** Start **

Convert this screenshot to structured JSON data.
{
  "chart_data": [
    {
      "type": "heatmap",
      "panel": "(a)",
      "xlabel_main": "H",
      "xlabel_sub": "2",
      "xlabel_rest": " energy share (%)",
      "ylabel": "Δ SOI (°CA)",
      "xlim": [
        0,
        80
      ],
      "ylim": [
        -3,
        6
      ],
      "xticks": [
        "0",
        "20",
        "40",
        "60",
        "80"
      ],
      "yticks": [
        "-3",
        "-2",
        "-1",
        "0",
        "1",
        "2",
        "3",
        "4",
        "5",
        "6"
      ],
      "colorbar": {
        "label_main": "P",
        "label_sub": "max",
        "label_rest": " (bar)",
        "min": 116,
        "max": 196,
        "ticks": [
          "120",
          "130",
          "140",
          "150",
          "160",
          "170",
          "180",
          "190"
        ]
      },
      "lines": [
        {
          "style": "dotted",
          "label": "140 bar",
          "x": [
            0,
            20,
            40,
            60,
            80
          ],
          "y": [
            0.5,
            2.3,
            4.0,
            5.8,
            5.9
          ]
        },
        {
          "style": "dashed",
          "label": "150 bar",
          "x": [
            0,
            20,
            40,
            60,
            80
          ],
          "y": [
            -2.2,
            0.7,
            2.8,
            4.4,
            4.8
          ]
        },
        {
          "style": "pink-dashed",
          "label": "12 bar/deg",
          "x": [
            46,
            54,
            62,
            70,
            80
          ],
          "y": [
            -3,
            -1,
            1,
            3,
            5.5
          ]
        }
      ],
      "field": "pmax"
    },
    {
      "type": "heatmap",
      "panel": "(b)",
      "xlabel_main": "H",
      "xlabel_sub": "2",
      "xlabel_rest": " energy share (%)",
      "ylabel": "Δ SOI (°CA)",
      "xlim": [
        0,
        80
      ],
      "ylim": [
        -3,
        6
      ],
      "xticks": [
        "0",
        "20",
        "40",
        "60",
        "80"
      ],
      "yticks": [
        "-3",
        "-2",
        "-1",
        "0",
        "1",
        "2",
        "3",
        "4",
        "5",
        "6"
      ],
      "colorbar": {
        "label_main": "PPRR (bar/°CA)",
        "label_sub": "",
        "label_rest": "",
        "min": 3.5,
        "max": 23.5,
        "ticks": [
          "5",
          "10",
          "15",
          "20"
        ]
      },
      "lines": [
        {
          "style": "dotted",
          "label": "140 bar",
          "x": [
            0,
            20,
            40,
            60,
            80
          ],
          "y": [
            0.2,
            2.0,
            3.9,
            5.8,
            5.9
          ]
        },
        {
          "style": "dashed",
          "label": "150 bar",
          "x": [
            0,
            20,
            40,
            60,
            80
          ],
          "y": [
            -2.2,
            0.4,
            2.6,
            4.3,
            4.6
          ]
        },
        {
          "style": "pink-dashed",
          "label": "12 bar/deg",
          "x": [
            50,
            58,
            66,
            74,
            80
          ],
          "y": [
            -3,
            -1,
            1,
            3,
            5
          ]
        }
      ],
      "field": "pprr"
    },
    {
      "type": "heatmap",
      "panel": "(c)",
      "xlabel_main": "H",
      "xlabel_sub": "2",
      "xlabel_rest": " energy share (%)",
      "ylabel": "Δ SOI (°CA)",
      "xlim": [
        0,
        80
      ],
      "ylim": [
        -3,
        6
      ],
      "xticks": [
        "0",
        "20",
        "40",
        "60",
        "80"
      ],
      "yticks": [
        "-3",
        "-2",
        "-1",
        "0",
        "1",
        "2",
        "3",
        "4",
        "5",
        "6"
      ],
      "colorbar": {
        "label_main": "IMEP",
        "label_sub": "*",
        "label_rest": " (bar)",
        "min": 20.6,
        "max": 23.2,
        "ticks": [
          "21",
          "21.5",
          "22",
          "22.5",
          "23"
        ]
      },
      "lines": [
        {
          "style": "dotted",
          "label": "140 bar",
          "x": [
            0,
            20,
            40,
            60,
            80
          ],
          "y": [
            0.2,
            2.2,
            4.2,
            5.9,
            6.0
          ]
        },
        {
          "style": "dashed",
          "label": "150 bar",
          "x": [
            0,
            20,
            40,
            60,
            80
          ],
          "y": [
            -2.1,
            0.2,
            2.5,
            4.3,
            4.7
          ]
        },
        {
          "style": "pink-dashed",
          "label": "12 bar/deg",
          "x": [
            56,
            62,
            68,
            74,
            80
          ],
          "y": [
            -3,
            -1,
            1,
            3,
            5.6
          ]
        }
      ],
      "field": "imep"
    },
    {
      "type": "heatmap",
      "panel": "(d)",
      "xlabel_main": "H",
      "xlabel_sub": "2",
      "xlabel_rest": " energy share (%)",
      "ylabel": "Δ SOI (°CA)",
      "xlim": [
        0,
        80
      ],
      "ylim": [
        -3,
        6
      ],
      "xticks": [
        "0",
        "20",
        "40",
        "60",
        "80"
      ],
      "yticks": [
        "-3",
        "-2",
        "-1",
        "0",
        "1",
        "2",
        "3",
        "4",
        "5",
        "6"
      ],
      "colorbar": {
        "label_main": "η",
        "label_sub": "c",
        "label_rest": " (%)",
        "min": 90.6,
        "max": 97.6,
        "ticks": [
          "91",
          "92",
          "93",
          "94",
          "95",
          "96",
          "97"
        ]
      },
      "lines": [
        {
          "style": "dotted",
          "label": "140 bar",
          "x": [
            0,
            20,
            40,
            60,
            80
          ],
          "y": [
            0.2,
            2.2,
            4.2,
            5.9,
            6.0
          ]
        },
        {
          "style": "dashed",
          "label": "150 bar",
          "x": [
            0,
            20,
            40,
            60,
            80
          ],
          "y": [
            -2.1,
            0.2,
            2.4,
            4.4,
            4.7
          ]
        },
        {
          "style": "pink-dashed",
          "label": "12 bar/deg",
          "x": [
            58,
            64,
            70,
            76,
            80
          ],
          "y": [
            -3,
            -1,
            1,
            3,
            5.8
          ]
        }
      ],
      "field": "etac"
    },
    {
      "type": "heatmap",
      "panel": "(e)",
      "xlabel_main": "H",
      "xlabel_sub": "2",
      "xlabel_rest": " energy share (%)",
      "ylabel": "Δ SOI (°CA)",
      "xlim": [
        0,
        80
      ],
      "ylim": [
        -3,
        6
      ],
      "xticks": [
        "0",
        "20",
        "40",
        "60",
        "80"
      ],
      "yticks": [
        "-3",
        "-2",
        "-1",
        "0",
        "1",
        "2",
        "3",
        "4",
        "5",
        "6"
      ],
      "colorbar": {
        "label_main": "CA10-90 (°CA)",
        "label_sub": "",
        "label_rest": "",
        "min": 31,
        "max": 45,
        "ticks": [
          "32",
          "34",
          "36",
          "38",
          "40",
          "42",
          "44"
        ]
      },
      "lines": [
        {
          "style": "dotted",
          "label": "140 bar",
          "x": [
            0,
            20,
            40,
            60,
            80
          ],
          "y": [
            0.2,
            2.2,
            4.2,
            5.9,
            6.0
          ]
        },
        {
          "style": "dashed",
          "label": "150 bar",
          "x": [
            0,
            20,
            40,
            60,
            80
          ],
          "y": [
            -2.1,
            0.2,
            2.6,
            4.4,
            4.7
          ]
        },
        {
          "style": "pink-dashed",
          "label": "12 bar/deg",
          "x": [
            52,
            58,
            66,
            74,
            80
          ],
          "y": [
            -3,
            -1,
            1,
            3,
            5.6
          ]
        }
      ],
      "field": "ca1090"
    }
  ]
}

** End **

Provide the number of lines in the entries that include "field", and no other text.

5